[START OF Data provided]

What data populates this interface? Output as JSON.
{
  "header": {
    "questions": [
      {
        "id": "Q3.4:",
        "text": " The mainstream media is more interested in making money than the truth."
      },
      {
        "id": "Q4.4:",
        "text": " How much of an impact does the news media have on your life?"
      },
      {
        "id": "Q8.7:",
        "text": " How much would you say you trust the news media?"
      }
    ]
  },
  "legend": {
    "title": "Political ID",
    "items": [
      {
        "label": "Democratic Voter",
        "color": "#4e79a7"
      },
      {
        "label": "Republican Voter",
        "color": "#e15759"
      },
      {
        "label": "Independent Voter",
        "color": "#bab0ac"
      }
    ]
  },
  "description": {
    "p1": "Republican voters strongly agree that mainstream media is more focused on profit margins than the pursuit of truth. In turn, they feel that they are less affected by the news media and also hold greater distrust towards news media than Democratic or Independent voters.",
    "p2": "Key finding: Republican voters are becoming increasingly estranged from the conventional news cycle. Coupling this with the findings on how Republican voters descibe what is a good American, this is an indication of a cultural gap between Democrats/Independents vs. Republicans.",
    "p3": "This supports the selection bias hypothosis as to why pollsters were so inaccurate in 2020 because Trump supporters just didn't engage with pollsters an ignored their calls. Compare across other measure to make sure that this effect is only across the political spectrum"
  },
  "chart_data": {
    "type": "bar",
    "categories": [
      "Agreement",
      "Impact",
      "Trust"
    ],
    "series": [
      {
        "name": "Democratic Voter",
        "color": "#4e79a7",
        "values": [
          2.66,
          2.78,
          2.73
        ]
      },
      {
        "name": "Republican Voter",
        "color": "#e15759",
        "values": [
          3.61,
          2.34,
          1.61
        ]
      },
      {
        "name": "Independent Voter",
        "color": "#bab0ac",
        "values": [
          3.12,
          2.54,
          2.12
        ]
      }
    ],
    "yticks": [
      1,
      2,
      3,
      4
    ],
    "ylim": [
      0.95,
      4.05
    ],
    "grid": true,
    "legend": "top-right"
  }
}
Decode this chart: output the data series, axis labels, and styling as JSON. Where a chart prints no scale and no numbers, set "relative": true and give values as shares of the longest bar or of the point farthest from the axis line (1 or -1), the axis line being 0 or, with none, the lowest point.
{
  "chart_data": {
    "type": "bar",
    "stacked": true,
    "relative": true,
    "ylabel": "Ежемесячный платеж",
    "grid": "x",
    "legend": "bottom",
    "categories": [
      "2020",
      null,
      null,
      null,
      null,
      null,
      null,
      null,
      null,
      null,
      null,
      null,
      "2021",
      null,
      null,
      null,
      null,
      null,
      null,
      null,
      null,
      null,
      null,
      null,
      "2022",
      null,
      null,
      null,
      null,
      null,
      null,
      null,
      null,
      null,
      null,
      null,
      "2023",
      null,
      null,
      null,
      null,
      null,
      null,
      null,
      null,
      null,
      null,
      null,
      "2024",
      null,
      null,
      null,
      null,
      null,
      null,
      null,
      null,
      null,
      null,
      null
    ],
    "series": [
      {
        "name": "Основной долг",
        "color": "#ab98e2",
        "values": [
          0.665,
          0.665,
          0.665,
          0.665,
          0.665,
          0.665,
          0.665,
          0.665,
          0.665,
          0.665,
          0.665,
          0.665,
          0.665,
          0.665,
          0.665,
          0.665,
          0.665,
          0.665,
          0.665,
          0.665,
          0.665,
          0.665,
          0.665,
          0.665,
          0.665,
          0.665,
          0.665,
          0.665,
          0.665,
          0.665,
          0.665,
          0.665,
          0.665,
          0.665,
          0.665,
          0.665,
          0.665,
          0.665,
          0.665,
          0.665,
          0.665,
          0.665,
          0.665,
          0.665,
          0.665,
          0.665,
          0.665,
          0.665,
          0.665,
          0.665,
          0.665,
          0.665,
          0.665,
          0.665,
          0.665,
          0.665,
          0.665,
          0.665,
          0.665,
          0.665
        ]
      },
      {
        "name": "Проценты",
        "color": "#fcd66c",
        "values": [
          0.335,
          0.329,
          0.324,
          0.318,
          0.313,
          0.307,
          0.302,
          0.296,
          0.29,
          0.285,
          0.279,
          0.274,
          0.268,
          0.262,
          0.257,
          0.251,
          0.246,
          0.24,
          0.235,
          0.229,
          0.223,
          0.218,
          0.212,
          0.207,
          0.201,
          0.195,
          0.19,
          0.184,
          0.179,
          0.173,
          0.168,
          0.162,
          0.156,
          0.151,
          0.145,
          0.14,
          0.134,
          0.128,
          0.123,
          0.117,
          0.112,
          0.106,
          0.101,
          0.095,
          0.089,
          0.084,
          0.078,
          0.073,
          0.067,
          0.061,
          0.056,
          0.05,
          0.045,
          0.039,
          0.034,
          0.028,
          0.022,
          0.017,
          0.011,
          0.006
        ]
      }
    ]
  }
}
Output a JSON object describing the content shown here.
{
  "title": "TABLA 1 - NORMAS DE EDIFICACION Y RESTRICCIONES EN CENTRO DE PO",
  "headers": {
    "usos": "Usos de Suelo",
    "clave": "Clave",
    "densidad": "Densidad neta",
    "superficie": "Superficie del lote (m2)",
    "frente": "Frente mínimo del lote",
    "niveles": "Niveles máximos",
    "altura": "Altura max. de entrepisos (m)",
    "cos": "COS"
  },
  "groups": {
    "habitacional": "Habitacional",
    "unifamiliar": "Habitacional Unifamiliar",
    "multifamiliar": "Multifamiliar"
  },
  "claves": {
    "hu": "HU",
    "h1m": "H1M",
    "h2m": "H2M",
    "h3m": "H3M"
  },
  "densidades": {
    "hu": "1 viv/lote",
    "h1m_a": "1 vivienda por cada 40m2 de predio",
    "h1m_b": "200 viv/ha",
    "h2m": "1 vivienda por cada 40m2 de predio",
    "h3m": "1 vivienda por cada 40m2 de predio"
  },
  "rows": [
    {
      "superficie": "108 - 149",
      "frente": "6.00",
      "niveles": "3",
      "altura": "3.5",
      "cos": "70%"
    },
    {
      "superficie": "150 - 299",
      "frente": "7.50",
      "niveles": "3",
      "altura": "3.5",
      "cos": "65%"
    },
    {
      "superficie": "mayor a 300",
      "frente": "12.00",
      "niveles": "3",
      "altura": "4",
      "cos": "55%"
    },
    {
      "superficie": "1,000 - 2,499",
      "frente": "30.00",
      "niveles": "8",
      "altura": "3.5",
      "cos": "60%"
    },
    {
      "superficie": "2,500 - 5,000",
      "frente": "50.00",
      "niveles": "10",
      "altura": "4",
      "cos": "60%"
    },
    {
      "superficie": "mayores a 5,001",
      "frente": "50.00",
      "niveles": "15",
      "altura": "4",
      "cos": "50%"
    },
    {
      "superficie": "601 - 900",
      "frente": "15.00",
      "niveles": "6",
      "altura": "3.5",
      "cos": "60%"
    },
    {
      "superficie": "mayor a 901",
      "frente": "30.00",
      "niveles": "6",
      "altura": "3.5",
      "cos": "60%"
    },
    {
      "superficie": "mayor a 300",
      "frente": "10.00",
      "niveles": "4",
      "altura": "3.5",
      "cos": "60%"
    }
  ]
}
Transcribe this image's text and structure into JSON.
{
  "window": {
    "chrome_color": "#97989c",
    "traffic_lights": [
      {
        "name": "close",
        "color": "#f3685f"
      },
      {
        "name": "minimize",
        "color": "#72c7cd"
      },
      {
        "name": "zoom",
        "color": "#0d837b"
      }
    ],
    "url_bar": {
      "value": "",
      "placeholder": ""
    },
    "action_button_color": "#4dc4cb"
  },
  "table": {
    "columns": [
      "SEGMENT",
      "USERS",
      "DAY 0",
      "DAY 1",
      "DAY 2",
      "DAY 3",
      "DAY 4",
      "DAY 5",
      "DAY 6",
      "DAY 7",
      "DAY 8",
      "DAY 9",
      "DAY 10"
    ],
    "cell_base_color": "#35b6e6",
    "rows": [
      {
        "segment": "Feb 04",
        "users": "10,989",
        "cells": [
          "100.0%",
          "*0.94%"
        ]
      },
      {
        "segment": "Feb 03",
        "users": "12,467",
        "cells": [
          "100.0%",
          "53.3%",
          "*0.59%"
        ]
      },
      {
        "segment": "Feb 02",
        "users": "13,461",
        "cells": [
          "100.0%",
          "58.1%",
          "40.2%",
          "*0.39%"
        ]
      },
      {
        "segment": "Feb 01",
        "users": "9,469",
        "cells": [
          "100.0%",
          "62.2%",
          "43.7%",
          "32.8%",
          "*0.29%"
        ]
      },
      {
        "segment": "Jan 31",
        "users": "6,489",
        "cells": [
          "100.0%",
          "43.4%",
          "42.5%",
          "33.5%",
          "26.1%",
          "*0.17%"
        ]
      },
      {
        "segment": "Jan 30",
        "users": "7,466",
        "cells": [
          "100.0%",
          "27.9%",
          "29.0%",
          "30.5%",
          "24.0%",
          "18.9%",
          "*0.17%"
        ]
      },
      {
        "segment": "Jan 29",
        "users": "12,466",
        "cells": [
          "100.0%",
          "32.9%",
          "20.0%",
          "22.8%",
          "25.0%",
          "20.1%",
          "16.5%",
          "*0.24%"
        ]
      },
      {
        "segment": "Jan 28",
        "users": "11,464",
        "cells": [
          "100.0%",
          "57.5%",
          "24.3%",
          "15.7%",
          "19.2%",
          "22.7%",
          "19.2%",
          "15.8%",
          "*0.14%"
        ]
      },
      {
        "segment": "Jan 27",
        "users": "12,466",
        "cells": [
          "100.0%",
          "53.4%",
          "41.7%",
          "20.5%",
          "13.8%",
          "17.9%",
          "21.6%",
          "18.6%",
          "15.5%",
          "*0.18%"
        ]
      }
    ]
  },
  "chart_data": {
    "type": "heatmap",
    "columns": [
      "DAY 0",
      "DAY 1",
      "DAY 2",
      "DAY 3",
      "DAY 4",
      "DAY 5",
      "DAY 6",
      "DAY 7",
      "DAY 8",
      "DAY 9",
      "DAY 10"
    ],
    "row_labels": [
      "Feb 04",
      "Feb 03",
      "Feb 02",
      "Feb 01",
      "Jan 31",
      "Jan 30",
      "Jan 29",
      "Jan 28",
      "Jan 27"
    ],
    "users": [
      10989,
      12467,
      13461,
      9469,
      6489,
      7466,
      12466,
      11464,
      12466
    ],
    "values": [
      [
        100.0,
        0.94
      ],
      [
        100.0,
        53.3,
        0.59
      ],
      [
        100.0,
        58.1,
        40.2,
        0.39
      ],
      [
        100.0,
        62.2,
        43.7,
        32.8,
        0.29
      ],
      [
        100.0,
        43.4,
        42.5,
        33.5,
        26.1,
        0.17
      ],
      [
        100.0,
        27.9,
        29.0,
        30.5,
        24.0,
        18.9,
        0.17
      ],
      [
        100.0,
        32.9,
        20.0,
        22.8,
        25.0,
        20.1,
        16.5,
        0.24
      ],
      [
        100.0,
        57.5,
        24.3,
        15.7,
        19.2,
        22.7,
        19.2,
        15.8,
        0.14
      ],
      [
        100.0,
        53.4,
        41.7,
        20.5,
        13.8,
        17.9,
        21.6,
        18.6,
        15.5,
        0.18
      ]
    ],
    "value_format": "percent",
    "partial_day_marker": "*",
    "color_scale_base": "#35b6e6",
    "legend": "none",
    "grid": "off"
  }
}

[END OF Data provided]

Description of the task | Check each line of the data above for the word "much" and say how many lines contain it, giving nothing besides the number.

Reply | 2